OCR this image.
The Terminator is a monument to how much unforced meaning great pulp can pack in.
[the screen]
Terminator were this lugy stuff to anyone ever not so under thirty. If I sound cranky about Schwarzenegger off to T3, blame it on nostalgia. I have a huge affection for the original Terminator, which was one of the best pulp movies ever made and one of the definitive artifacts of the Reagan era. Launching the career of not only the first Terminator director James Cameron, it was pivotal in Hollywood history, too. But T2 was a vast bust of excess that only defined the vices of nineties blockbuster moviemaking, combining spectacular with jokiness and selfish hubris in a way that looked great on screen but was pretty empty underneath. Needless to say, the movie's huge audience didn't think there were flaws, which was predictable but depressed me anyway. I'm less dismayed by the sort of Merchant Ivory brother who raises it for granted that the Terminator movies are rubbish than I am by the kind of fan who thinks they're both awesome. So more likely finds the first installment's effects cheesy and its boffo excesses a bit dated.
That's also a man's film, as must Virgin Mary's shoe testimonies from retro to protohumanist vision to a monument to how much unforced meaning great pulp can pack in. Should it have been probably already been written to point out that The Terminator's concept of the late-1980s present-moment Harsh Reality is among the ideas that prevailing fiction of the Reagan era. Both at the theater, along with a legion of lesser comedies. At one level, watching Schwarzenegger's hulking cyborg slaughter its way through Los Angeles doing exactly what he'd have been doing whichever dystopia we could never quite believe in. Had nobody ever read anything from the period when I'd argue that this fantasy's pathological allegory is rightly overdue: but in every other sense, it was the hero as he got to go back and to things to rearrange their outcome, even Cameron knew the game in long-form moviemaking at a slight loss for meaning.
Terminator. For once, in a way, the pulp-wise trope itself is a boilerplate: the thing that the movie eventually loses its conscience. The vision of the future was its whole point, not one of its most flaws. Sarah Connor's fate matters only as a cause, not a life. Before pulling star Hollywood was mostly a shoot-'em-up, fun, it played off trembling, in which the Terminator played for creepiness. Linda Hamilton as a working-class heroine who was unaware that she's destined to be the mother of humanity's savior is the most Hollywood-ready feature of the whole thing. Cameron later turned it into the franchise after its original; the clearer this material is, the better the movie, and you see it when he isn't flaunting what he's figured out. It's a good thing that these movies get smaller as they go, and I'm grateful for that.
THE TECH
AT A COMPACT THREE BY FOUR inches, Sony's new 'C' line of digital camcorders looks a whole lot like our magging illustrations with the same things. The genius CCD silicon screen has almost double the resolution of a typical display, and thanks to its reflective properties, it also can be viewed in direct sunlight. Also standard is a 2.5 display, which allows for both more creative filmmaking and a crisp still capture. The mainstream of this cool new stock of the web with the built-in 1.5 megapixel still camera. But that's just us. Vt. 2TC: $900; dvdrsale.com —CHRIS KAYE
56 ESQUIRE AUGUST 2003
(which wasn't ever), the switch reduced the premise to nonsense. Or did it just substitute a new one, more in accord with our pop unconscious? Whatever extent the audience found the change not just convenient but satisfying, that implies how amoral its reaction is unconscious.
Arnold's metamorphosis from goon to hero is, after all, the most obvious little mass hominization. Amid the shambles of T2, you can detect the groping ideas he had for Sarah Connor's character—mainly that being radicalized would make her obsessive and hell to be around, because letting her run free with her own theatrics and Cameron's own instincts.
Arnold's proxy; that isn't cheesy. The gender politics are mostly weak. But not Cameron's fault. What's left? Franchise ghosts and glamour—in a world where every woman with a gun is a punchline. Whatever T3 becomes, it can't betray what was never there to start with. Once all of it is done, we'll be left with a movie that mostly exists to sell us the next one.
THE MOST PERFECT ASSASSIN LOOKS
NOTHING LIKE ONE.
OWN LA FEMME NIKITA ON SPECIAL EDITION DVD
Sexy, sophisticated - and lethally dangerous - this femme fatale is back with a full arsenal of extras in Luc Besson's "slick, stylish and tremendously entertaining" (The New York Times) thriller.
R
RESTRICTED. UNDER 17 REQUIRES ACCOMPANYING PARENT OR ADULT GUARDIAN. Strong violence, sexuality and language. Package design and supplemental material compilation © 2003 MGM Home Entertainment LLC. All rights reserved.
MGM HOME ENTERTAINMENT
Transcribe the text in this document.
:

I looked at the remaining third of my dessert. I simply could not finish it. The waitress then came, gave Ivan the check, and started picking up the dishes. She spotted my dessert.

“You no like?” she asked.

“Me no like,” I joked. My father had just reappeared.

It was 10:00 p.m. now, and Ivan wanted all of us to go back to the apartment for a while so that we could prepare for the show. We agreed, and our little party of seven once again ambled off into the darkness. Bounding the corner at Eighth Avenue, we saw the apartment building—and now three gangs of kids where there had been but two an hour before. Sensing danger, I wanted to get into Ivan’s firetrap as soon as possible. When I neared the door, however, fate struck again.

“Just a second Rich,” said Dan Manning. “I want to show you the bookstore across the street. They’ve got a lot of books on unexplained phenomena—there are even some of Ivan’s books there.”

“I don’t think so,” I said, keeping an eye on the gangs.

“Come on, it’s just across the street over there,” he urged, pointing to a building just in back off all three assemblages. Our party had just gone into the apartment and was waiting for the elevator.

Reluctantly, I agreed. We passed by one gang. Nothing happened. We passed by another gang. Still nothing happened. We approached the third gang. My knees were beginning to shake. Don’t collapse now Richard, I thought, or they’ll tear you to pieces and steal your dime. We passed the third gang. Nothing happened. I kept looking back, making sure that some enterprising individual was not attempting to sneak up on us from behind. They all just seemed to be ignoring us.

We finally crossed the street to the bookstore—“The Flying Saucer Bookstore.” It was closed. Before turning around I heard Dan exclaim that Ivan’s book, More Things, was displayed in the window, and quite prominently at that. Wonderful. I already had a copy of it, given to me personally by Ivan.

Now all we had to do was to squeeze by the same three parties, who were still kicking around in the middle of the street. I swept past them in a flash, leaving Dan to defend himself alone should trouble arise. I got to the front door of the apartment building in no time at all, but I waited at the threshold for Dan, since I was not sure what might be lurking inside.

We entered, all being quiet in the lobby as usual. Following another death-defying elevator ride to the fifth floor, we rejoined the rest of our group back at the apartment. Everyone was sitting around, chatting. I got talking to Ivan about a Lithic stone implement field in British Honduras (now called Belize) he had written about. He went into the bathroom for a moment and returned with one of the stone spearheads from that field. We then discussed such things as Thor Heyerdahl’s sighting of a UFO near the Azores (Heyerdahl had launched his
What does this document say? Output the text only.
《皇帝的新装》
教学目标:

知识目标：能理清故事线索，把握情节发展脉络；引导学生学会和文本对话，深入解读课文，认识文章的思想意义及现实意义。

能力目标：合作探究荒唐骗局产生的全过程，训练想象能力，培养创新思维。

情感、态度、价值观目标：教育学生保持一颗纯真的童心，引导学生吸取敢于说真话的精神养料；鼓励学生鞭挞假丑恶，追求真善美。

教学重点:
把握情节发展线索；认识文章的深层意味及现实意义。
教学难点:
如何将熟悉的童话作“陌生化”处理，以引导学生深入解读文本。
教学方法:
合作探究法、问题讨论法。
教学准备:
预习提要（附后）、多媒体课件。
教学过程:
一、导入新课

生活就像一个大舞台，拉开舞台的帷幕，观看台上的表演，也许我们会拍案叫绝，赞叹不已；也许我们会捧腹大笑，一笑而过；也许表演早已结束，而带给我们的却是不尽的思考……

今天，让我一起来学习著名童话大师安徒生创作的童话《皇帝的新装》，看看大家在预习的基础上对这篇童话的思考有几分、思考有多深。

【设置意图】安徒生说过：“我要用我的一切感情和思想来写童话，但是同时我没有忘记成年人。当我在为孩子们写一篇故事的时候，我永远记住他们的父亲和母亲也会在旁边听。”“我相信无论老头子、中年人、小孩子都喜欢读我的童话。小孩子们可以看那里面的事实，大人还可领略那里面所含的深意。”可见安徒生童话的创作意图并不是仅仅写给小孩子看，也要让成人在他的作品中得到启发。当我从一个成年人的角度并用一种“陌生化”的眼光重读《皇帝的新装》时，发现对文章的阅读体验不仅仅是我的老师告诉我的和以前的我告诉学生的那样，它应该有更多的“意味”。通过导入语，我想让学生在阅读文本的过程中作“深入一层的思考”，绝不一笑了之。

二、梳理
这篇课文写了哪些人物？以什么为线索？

+++++

Beginning at the line that holds "What does this", reproduce each line of the records above down to and including the last one.

TASK ANSWER:
What does this document say? Output the text only.
《皇帝的新装》
教学目标:

知识目标：能理清故事线索，把握情节发展脉络；引导学生学会和文本对话，深入解读课文，认识文章的思想意义及现实意义。

能力目标：合作探究荒唐骗局产生的全过程，训练想象能力，培养创新思维。

情感、态度、价值观目标：教育学生保持一颗纯真的童心，引导学生吸取敢于说真话的精神养料；鼓励学生鞭挞假丑恶，追求真善美。

教学重点:
把握情节发展线索；认识文章的深层意味及现实意义。
教学难点:
如何将熟悉的童话作“陌生化”处理，以引导学生深入解读文本。
教学方法:
合作探究法、问题讨论法。
教学准备:
预习提要（附后）、多媒体课件。
教学过程:
一、导入新课

生活就像一个大舞台，拉开舞台的帷幕，观看台上的表演，也许我们会拍案叫绝，赞叹不已；也许我们会捧腹大笑，一笑而过；也许表演早已结束，而带给我们的却是不尽的思考……

今天，让我一起来学习著名童话大师安徒生创作的童话《皇帝的新装》，看看大家在预习的基础上对这篇童话的思考有几分、思考有多深。

【设置意图】安徒生说过：“我要用我的一切感情和思想来写童话，但是同时我没有忘记成年人。当我在为孩子们写一篇故事的时候，我永远记住他们的父亲和母亲也会在旁边听。”“我相信无论老头子、中年人、小孩子都喜欢读我的童话。小孩子们可以看那里面的事实，大人还可领略那里面所含的深意。”可见安徒生童话的创作意图并不是仅仅写给小孩子看，也要让成人在他的作品中得到启发。当我从一个成年人的角度并用一种“陌生化”的眼光重读《皇帝的新装》时，发现对文章的阅读体验不仅仅是我的老师告诉我的和以前的我告诉学生的那样，它应该有更多的“意味”。通过导入语，我想让学生在阅读文本的过程中作“深入一层的思考”，绝不一笑了之。

二、梳理
这篇课文写了哪些人物？以什么为线索？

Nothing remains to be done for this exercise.